— START —

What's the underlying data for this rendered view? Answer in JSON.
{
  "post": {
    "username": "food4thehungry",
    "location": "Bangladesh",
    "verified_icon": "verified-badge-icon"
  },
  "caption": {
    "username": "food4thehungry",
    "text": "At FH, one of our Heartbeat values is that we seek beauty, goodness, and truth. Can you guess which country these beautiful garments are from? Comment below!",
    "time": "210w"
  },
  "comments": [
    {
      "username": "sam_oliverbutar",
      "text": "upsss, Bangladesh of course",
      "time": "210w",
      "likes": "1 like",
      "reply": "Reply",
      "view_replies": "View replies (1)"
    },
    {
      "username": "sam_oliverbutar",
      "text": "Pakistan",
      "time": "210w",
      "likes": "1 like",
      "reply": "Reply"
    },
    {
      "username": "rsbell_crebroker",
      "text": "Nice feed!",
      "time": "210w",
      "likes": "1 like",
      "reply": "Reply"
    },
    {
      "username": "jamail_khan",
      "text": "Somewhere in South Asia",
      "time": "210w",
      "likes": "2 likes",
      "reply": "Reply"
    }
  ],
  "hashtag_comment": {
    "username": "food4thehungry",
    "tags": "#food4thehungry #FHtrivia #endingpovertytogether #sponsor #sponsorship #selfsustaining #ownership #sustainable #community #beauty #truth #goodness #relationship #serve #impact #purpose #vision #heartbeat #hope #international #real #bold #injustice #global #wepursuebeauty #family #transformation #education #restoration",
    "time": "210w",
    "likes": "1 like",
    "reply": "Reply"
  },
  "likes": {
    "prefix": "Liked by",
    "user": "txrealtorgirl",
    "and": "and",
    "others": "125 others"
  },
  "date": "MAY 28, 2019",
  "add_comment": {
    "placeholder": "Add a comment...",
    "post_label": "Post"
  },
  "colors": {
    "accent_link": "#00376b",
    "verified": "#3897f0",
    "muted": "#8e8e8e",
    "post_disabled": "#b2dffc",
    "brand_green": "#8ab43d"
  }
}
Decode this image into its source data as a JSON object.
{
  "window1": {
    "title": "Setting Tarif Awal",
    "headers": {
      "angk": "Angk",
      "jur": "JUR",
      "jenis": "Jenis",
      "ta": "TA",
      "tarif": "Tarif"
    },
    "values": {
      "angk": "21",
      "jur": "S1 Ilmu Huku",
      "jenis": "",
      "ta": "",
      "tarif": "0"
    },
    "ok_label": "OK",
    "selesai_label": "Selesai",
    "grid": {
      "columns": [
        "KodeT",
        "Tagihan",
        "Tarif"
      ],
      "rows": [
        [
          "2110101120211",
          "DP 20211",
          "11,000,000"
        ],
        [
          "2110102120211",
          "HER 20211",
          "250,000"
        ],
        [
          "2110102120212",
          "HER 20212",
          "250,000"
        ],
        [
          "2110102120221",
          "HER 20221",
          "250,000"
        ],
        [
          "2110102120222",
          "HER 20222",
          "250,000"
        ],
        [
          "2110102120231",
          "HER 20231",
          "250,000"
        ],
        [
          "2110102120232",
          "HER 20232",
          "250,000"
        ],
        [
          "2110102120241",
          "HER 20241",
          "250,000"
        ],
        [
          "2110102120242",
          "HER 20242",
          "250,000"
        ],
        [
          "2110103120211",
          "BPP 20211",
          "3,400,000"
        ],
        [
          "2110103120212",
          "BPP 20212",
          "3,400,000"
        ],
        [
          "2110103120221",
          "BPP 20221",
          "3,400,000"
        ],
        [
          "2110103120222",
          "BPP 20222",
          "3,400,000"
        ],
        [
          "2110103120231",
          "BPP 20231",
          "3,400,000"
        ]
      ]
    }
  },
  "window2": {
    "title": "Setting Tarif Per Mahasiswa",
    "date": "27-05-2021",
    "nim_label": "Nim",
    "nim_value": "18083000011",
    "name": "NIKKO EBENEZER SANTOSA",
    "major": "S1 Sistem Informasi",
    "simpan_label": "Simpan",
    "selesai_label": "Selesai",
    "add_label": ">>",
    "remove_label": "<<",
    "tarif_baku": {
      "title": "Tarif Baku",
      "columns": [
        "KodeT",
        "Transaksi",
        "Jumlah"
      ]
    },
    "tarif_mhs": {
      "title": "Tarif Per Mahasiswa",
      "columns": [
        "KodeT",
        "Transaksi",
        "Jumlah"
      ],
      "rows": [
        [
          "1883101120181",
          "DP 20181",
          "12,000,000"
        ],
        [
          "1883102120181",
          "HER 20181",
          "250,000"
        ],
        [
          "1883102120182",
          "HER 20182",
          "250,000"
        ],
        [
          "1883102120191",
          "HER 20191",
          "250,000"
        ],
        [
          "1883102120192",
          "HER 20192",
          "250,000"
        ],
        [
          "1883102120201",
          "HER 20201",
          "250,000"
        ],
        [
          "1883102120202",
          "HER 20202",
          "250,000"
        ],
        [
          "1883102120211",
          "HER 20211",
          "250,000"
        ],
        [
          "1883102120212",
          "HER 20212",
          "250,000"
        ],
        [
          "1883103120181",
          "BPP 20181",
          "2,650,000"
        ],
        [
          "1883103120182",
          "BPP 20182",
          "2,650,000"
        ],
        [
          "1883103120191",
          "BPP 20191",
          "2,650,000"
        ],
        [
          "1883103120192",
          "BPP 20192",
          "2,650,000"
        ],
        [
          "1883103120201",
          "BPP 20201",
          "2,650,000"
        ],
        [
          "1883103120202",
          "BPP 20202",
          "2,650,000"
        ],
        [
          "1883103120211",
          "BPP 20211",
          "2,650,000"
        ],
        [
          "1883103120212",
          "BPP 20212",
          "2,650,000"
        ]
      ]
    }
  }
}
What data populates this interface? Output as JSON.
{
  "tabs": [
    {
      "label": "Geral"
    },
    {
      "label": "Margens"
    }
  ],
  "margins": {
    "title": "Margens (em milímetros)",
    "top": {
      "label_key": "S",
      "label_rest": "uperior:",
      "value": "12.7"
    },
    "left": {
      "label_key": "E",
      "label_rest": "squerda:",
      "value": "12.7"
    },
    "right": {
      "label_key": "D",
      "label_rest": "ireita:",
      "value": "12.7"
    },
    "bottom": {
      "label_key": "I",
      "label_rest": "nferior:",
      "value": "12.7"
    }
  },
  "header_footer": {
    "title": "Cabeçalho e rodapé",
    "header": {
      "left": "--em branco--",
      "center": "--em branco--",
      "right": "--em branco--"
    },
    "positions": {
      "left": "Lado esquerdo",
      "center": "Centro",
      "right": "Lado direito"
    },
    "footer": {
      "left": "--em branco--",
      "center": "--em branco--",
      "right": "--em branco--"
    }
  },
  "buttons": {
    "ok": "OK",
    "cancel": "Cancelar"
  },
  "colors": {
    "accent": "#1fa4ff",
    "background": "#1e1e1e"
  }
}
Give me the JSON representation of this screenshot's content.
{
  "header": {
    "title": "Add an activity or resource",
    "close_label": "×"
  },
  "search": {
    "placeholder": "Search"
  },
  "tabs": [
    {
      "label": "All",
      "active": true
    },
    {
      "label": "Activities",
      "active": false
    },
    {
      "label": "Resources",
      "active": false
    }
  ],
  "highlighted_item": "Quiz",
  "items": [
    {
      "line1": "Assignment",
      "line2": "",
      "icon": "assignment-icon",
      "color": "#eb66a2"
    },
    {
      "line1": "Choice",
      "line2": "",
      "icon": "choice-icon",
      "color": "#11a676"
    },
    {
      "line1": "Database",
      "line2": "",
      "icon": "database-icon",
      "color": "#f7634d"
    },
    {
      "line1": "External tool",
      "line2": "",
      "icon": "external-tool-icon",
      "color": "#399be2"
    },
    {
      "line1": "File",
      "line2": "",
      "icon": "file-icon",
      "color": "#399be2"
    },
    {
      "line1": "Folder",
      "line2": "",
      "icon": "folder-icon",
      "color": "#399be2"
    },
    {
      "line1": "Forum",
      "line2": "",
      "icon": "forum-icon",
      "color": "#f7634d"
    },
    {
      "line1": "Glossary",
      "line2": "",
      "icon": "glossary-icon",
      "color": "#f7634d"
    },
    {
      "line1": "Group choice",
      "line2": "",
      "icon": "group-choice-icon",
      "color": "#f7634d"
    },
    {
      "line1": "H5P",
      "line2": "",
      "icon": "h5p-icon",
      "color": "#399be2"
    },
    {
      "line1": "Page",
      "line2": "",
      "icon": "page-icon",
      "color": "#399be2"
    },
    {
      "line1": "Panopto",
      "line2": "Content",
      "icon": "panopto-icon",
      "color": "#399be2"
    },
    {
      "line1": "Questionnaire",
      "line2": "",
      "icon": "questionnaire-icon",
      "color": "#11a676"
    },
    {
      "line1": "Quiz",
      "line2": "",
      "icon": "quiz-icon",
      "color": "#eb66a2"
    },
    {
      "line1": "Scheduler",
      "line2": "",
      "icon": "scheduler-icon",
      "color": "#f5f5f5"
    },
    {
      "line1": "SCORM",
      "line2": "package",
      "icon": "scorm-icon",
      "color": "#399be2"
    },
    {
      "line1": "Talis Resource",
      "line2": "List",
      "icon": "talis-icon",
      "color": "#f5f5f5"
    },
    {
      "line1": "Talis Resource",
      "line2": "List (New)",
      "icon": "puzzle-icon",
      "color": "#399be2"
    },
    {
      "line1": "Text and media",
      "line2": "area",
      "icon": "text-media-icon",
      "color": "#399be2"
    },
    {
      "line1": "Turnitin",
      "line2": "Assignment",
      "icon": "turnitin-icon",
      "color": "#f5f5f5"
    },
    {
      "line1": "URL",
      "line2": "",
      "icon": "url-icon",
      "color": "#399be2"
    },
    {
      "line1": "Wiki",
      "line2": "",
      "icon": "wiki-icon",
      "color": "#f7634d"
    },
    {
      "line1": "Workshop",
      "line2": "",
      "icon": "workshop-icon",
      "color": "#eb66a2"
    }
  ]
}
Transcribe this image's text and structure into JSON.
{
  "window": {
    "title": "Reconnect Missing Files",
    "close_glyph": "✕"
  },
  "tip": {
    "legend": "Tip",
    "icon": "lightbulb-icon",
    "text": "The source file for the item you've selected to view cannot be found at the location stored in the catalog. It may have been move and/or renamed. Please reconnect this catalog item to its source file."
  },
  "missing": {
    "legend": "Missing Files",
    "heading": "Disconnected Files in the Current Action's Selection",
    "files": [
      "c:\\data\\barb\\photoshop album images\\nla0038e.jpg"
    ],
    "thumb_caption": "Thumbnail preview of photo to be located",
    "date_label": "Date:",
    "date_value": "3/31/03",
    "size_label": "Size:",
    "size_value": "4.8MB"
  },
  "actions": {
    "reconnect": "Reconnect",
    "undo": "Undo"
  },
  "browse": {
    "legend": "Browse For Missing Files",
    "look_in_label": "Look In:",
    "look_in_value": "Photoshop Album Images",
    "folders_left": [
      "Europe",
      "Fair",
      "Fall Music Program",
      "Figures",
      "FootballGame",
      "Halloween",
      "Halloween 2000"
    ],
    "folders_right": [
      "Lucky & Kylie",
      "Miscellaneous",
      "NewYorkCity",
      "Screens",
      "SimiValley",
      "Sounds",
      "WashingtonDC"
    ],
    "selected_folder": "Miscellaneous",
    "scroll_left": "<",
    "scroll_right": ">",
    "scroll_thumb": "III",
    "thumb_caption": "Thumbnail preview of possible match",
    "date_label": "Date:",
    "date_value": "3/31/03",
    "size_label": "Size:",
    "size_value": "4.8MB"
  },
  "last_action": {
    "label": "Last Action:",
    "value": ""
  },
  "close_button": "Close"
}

— END —

* _Written task_:
Copy out every line from the material above in which the word "title" appears.

* _Full output_:
    "title": "Setting Tarif Awal",
    "title": "Setting Tarif Per Mahasiswa",
      "title": "Tarif Baku",
      "title": "Tarif Per Mahasiswa",
    "title": "Margens (em milímetros)",
    "title": "Cabeçalho e rodapé",
    "title": "Add an activity or resource",
    "title": "Reconnect Missing Files",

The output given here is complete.